** Start of DATA EXTRACT **
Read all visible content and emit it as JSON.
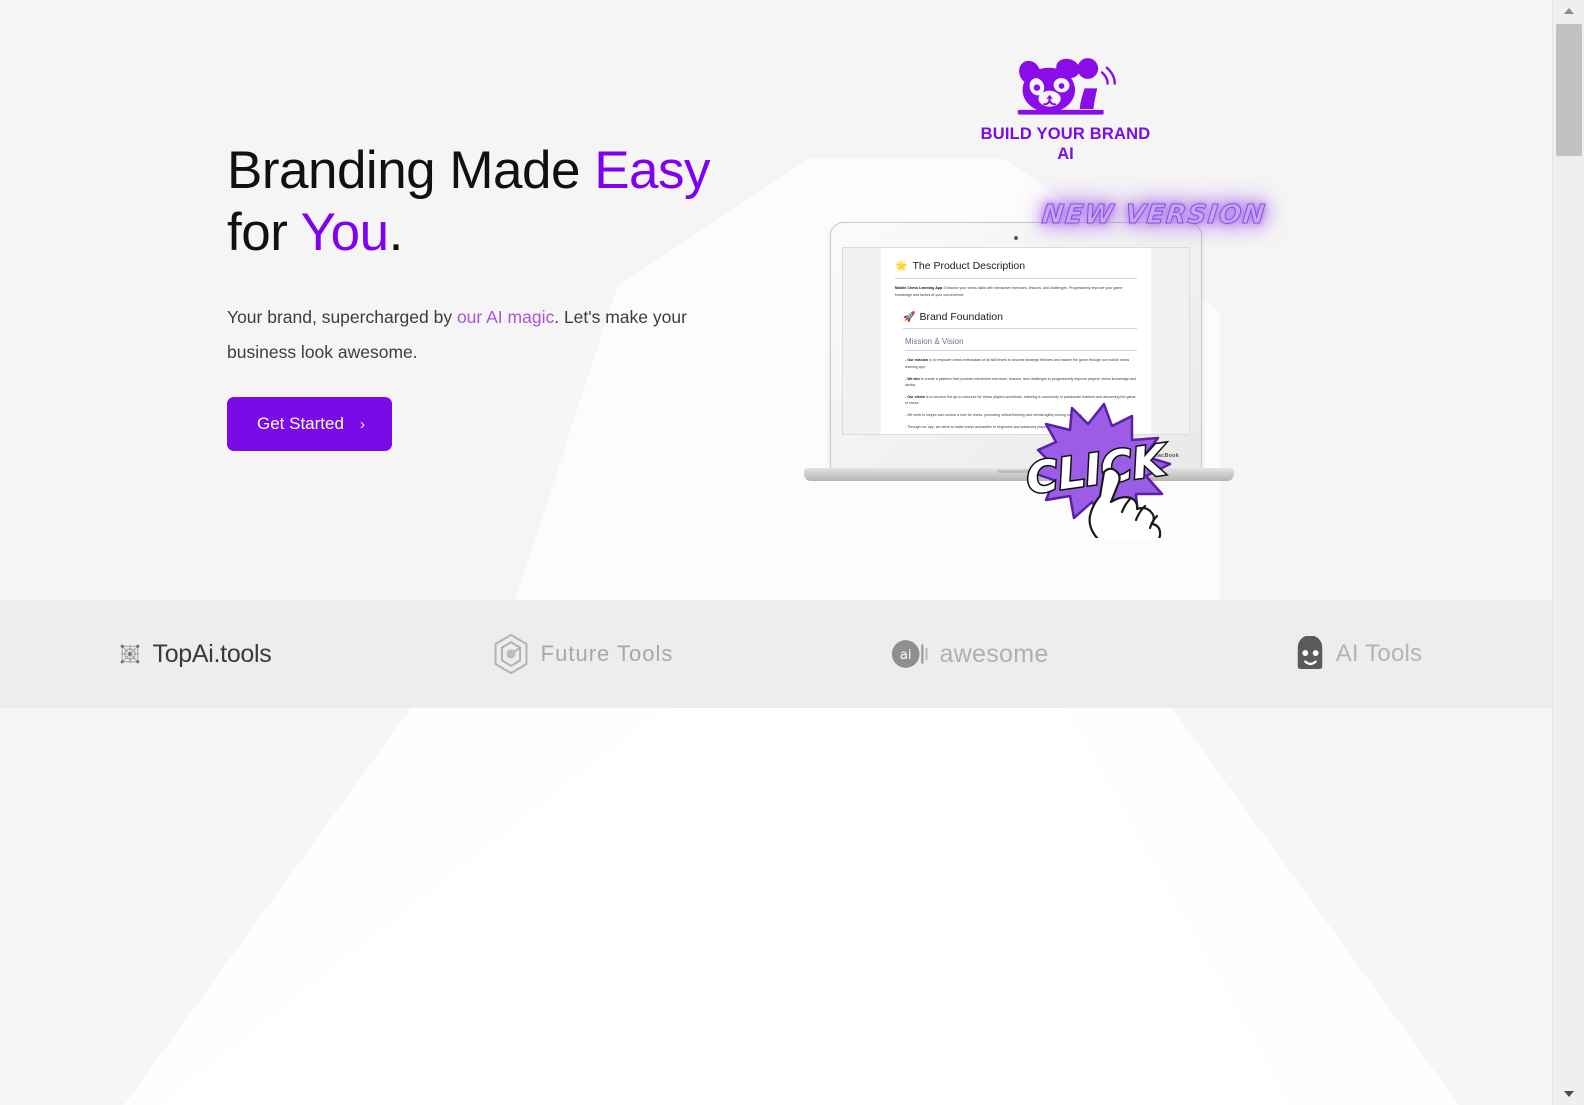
{
  "brand": {
    "logo_line1": "BUILD YOUR BRAND",
    "logo_line2": "AI",
    "logo_icon": "panda-mascot-icon",
    "accent_color": "#8000f0",
    "button_color": "#7a0ae8",
    "link_color": "#a855d8"
  },
  "hero": {
    "headline_part1": "Branding Made ",
    "headline_accent1": "Easy",
    "headline_part2": "for ",
    "headline_accent2": "You",
    "headline_period": ".",
    "subtext_part1": "Your brand, supercharged by ",
    "subtext_link": "our AI magic",
    "subtext_part2": ". Let's make your business look awesome.",
    "cta_label": "Get Started",
    "cta_chevron": "›"
  },
  "mockup": {
    "badge": "NEW VERSION",
    "click_label": "CLICK",
    "laptop_label": "MacBook",
    "document": {
      "title": "The Product Description",
      "title_emoji": "🌟",
      "intro_bold": "Mobile Chess Learning App:",
      "intro_text": " Enhance your chess skills with interactive exercises, lessons, and challenges. Progressively improve your game knowledge and tactics at your convenience.",
      "section_title": "Brand Foundation",
      "section_emoji": "🚀",
      "subsection_title": "Mission & Vision",
      "bullets": [
        {
          "bold": "- Our mission",
          "text": " is to empower chess enthusiasts of all skill levels to become strategic thinkers and master the game through our mobile chess learning app."
        },
        {
          "bold": "- We aim",
          "text": " to create a platform that provides interactive exercises, lessons, and challenges to progressively improve players' chess knowledge and tactics."
        },
        {
          "bold": "- Our vision",
          "text": " is to become the go-to resource for chess players worldwide, fostering a community of passionate learners and advancing the game of chess."
        },
        {
          "bold": "",
          "text": "- We seek to inspire and nurture a love for chess, promoting critical thinking and mental agility among our users."
        },
        {
          "bold": "",
          "text": "- Through our app, we strive to make chess accessible to beginners and advanced players."
        }
      ]
    }
  },
  "partners": [
    {
      "name": "TopAi.tools",
      "icon": "network-nodes-icon"
    },
    {
      "name": "Future Tools",
      "icon": "hexagon-icon"
    },
    {
      "name": "awesome",
      "icon": "ai-circle-badge-icon"
    },
    {
      "name": "AI Tools",
      "icon": "robot-head-icon"
    }
  ],
  "scrollbar": {
    "up_arrow": "scroll-up-arrow",
    "down_arrow": "scroll-down-arrow"
  }
}
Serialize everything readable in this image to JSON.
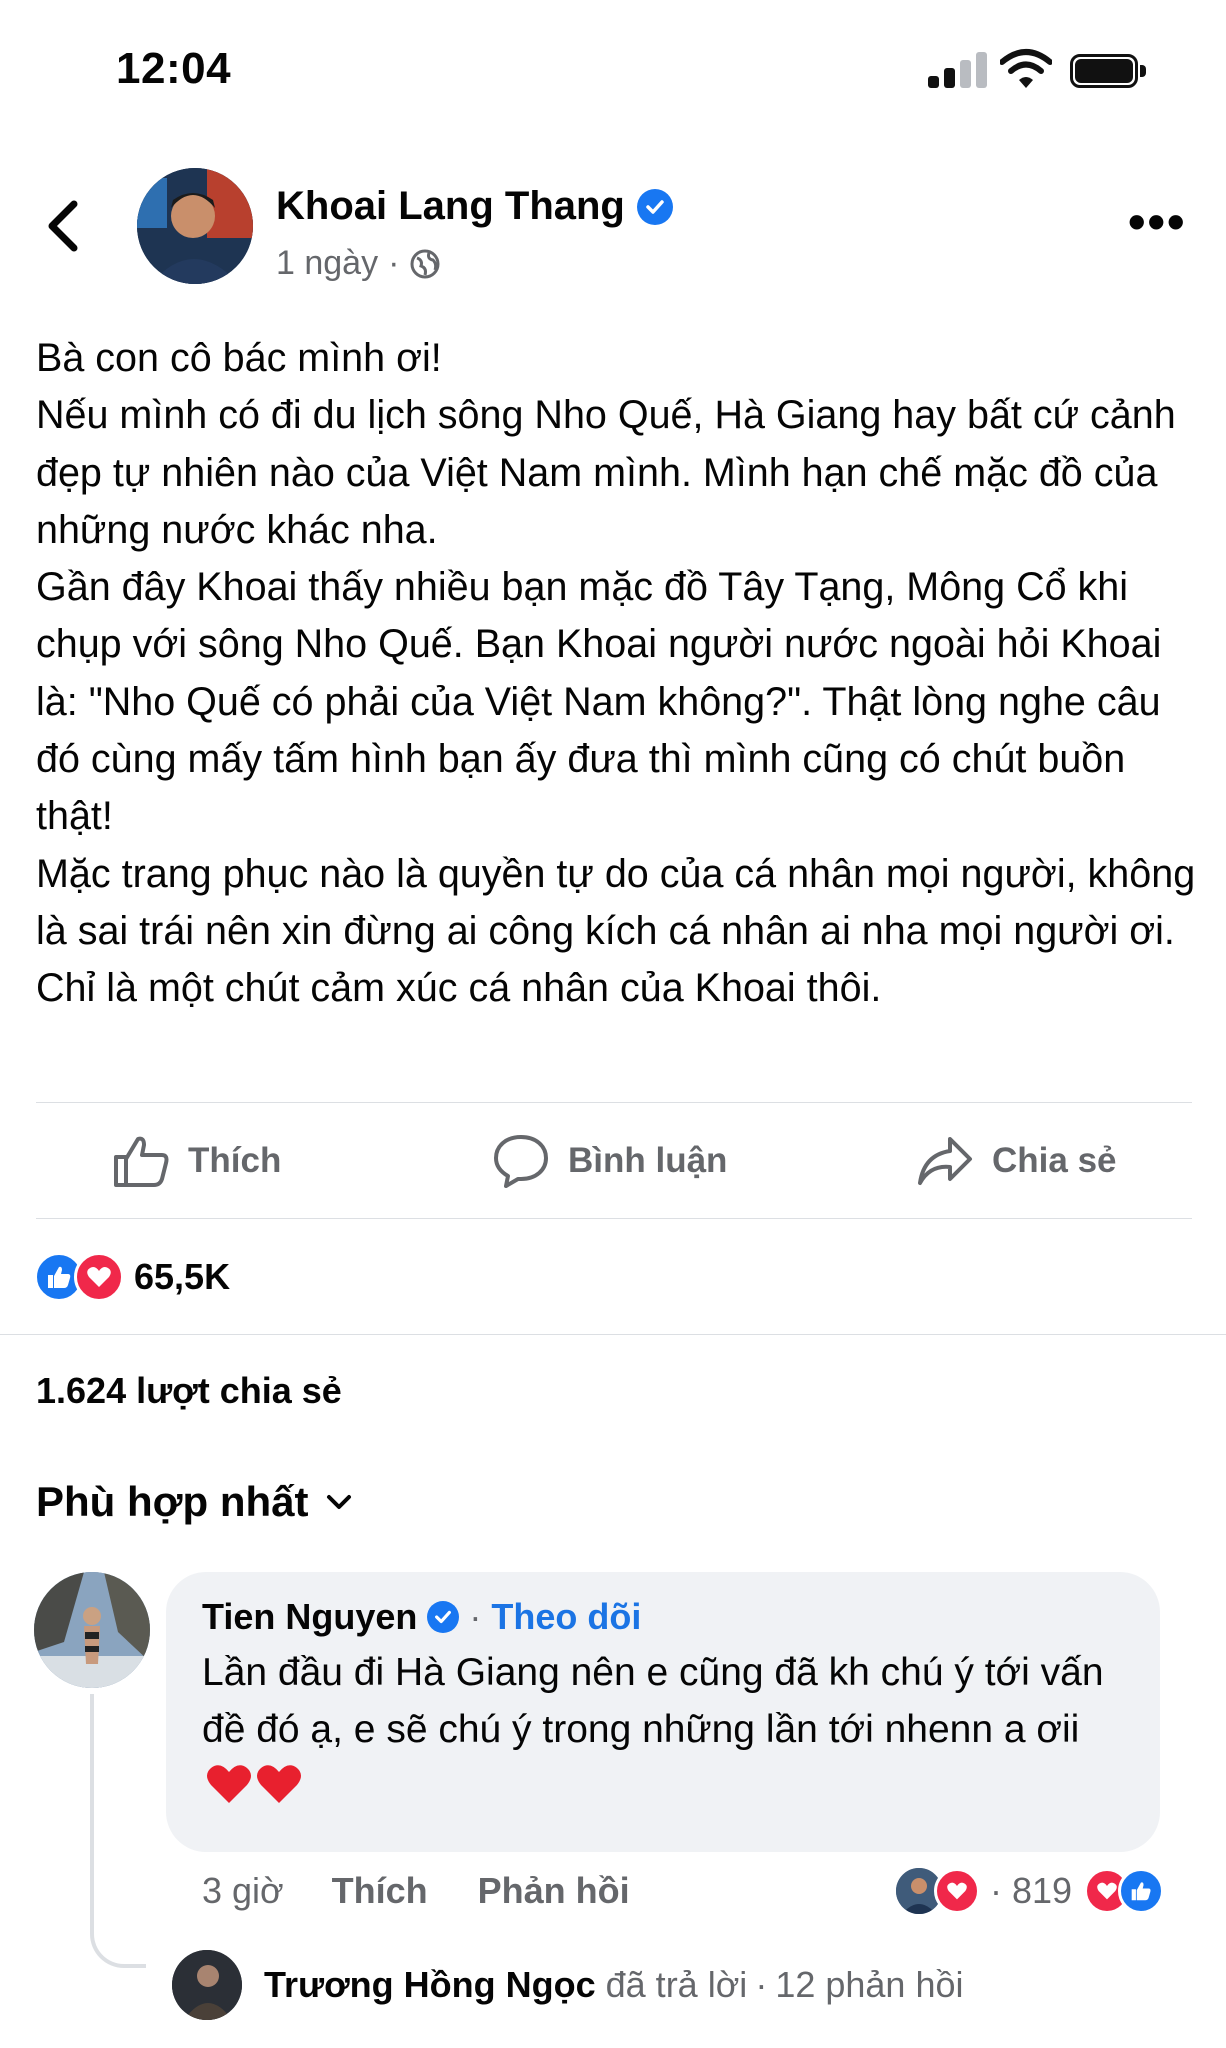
{
  "status_bar": {
    "time": "12:04"
  },
  "header": {
    "author": "Khoai Lang Thang",
    "time_ago": "1 ngày",
    "separator": "·"
  },
  "post": {
    "paragraphs": [
      "Bà con cô bác mình ơi!",
      "Nếu mình có đi du lịch sông Nho Quế, Hà Giang hay bất cứ cảnh đẹp tự nhiên nào của Việt Nam mình. Mình hạn chế mặc đồ của những nước khác nha.",
      "Gần đây Khoai thấy nhiều bạn mặc đồ Tây Tạng, Mông Cổ khi chụp với sông Nho Quế. Bạn Khoai người nước ngoài hỏi Khoai là: \"Nho Quế có phải của Việt Nam không?\". Thật lòng nghe câu đó cùng mấy tấm hình bạn ấy đưa thì mình cũng có chút buồn thật!",
      "Mặc trang phục nào là quyền tự do của cá nhân mọi người, không là sai trái nên xin đừng ai công kích cá nhân ai nha mọi người ơi. Chỉ là một chút cảm xúc cá nhân của Khoai thôi."
    ]
  },
  "actions": {
    "like": "Thích",
    "comment": "Bình luận",
    "share": "Chia sẻ"
  },
  "reactions": {
    "count": "65,5K"
  },
  "shares": {
    "text": "1.624 lượt chia sẻ"
  },
  "sort": {
    "label": "Phù hợp nhất"
  },
  "comment": {
    "author": "Tien Nguyen",
    "separator": "·",
    "follow": "Theo dõi",
    "text": "Lần đầu đi Hà Giang nên e cũng đã kh chú ý tới vấn đề đó ạ, e sẽ chú ý trong những lần tới nhenn a ơii",
    "time": "3 giờ",
    "like": "Thích",
    "reply": "Phản hồi",
    "separator2": "·",
    "reaction_count": "819"
  },
  "reply_summary": {
    "name": "Trương Hồng Ngọc",
    "action": "đã trả lời",
    "separator": "·",
    "count": "12 phản hồi"
  },
  "colors": {
    "accent": "#1877f2",
    "heart": "#f0284a",
    "muted": "#65676b"
  }
}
** End of DATA EXTRACT **
§ **EXERCISE INSTRUCTIONS**:
The data above needs to be retyped exactly, with the images left out.

§ **SOLUTION**:
Read all visible content and emit it as JSON.
{
  "brand": {
    "logo_line1": "BUILD YOUR BRAND",
    "logo_line2": "AI",
    "logo_icon": "panda-mascot-icon",
    "accent_color": "#8000f0",
    "button_color": "#7a0ae8",
    "link_color": "#a855d8"
  },
  "hero": {
    "headline_part1": "Branding Made ",
    "headline_accent1": "Easy",
    "headline_part2": "for ",
    "headline_accent2": "You",
    "headline_period": ".",
    "subtext_part1": "Your brand, supercharged by ",
    "subtext_link": "our AI magic",
    "subtext_part2": ". Let's make your business look awesome.",
    "cta_label": "Get Started",
    "cta_chevron": "›"
  },
  "mockup": {
    "badge": "NEW VERSION",
    "click_label": "CLICK",
    "laptop_label": "MacBook",
    "document": {
      "title": "The Product Description",
      "title_emoji": "🌟",
      "intro_bold": "Mobile Chess Learning App:",
      "intro_text": " Enhance your chess skills with interactive exercises, lessons, and challenges. Progressively improve your game knowledge and tactics at your convenience.",
      "section_title": "Brand Foundation",
      "section_emoji": "🚀",
      "subsection_title": "Mission & Vision",
      "bullets": [
        {
          "bold": "- Our mission",
          "text": " is to empower chess enthusiasts of all skill levels to become strategic thinkers and master the game through our mobile chess learning app."
        },
        {
          "bold": "- We aim",
          "text": " to create a platform that provides interactive exercises, lessons, and challenges to progressively improve players' chess knowledge and tactics."
        },
        {
          "bold": "- Our vision",
          "text": " is to become the go-to resource for chess players worldwide, fostering a community of passionate learners and advancing the game of chess."
        },
        {
          "bold": "",
          "text": "- We seek to inspire and nurture a love for chess, promoting critical thinking and mental agility among our users."
        },
        {
          "bold": "",
          "text": "- Through our app, we strive to make chess accessible to beginners and advanced players."
        }
      ]
    }
  },
  "partners": [
    {
      "name": "TopAi.tools",
      "icon": "network-nodes-icon"
    },
    {
      "name": "Future Tools",
      "icon": "hexagon-icon"
    },
    {
      "name": "awesome",
      "icon": "ai-circle-badge-icon"
    },
    {
      "name": "AI Tools",
      "icon": "robot-head-icon"
    }
  ],
  "scrollbar": {
    "up_arrow": "scroll-up-arrow",
    "down_arrow": "scroll-down-arrow"
  }
}
Serialize everything readable in this image to JSON.
{
  "status_bar": {
    "time": "12:04"
  },
  "header": {
    "author": "Khoai Lang Thang",
    "time_ago": "1 ngày",
    "separator": "·"
  },
  "post": {
    "paragraphs": [
      "Bà con cô bác mình ơi!",
      "Nếu mình có đi du lịch sông Nho Quế, Hà Giang hay bất cứ cảnh đẹp tự nhiên nào của Việt Nam mình. Mình hạn chế mặc đồ của những nước khác nha.",
      "Gần đây Khoai thấy nhiều bạn mặc đồ Tây Tạng, Mông Cổ khi chụp với sông Nho Quế. Bạn Khoai người nước ngoài hỏi Khoai là: \"Nho Quế có phải của Việt Nam không?\". Thật lòng nghe câu đó cùng mấy tấm hình bạn ấy đưa thì mình cũng có chút buồn thật!",
      "Mặc trang phục nào là quyền tự do của cá nhân mọi người, không là sai trái nên xin đừng ai công kích cá nhân ai nha mọi người ơi. Chỉ là một chút cảm xúc cá nhân của Khoai thôi."
    ]
  },
  "actions": {
    "like": "Thích",
    "comment": "Bình luận",
    "share": "Chia sẻ"
  },
  "reactions": {
    "count": "65,5K"
  },
  "shares": {
    "text": "1.624 lượt chia sẻ"
  },
  "sort": {
    "label": "Phù hợp nhất"
  },
  "comment": {
    "author": "Tien Nguyen",
    "separator": "·",
    "follow": "Theo dõi",
    "text": "Lần đầu đi Hà Giang nên e cũng đã kh chú ý tới vấn đề đó ạ, e sẽ chú ý trong những lần tới nhenn a ơii",
    "time": "3 giờ",
    "like": "Thích",
    "reply": "Phản hồi",
    "separator2": "·",
    "reaction_count": "819"
  },
  "reply_summary": {
    "name": "Trương Hồng Ngọc",
    "action": "đã trả lời",
    "separator": "·",
    "count": "12 phản hồi"
  },
  "colors": {
    "accent": "#1877f2",
    "heart": "#f0284a",
    "muted": "#65676b"
  }
}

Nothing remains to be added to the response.